> **Data shown**

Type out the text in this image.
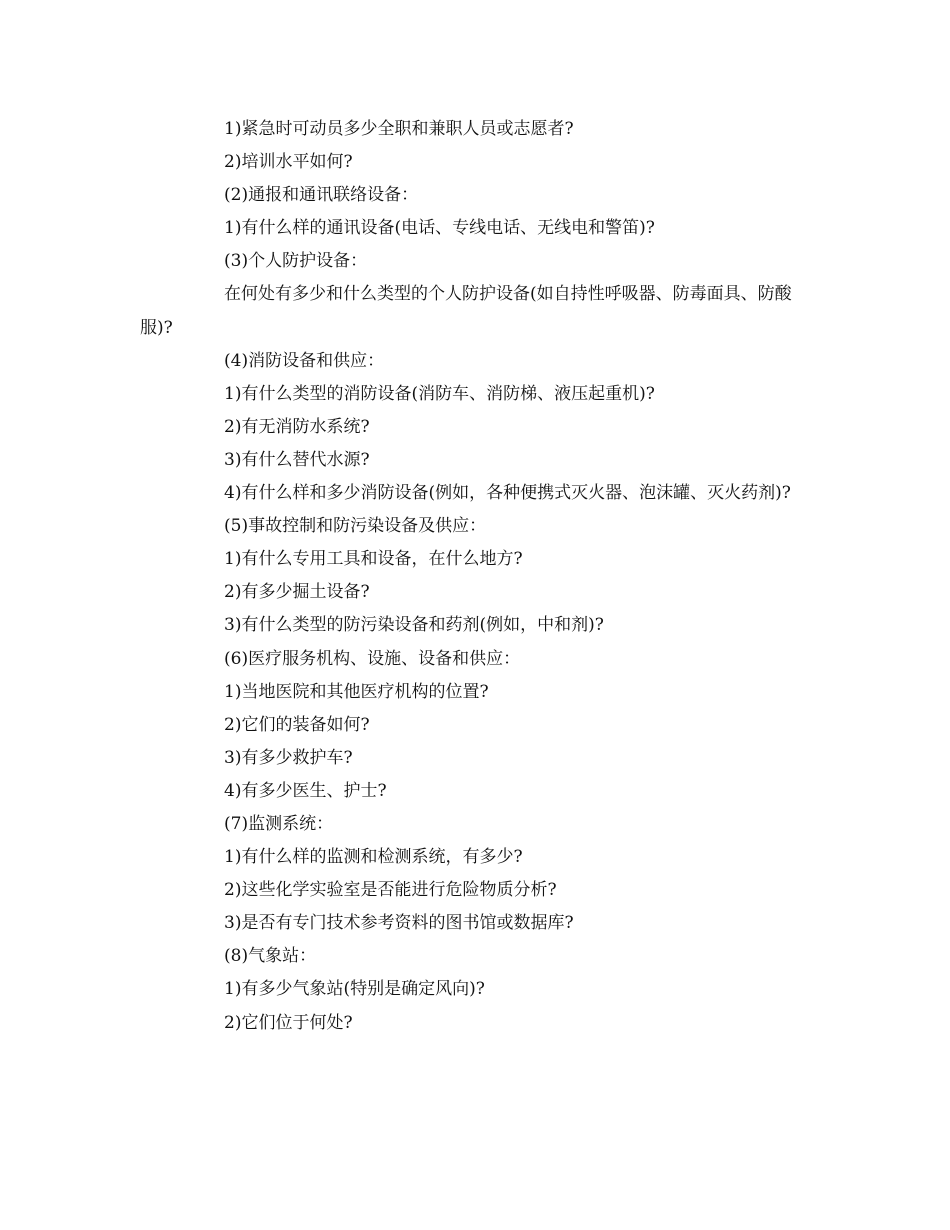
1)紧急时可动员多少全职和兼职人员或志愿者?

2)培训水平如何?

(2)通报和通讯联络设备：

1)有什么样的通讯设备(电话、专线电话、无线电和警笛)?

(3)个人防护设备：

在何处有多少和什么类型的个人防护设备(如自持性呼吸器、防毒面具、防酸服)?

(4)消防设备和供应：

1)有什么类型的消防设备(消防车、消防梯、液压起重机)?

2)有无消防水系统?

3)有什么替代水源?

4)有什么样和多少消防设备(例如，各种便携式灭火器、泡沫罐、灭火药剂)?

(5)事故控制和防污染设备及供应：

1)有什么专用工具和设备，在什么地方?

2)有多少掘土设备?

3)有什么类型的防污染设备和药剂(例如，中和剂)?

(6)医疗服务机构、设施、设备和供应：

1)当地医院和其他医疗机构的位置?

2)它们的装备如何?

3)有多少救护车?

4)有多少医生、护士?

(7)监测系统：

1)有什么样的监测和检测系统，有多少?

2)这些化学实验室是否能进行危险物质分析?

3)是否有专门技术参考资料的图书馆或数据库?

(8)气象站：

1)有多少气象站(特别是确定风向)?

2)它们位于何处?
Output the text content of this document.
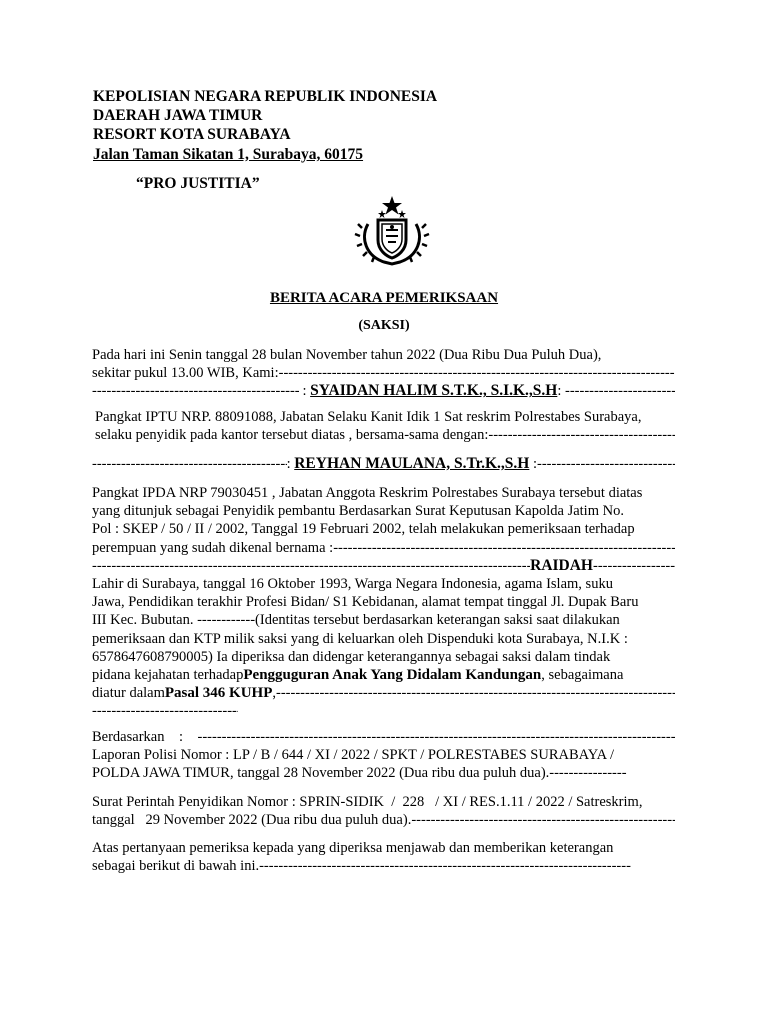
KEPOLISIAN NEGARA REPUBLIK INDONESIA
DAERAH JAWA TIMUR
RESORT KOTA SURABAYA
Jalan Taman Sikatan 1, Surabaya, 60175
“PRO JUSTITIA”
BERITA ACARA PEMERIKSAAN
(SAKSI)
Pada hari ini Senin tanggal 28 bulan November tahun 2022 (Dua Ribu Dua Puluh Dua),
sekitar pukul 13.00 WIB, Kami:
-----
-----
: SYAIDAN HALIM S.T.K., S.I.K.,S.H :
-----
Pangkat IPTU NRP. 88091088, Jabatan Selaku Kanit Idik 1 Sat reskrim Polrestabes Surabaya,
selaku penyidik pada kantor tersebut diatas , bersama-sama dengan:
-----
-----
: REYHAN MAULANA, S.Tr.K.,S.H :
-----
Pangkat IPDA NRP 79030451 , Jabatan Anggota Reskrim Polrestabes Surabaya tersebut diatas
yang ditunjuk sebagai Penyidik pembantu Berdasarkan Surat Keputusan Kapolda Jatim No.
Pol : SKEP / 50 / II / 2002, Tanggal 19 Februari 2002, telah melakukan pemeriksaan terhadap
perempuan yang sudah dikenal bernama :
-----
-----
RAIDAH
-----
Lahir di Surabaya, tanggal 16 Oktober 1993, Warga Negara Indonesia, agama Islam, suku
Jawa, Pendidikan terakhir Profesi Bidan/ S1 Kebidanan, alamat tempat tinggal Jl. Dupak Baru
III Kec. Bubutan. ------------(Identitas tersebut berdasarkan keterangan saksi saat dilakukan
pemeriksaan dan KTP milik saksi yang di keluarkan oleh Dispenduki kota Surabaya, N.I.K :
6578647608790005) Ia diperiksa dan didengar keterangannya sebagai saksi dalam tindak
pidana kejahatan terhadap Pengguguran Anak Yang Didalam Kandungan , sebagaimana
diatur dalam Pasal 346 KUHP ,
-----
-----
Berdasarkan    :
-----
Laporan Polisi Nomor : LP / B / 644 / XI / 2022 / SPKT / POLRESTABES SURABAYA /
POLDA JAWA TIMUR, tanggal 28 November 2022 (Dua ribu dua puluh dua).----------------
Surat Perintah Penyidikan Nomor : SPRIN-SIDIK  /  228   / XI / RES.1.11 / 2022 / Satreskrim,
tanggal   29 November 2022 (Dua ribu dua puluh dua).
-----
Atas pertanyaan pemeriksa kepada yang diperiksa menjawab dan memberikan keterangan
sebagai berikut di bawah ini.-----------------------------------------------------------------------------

> **Stated problem**
Wherever a line in the data above holds "text", copy that line.

> **Expected answer**
Type out the text in this image.
Output the text content of this document.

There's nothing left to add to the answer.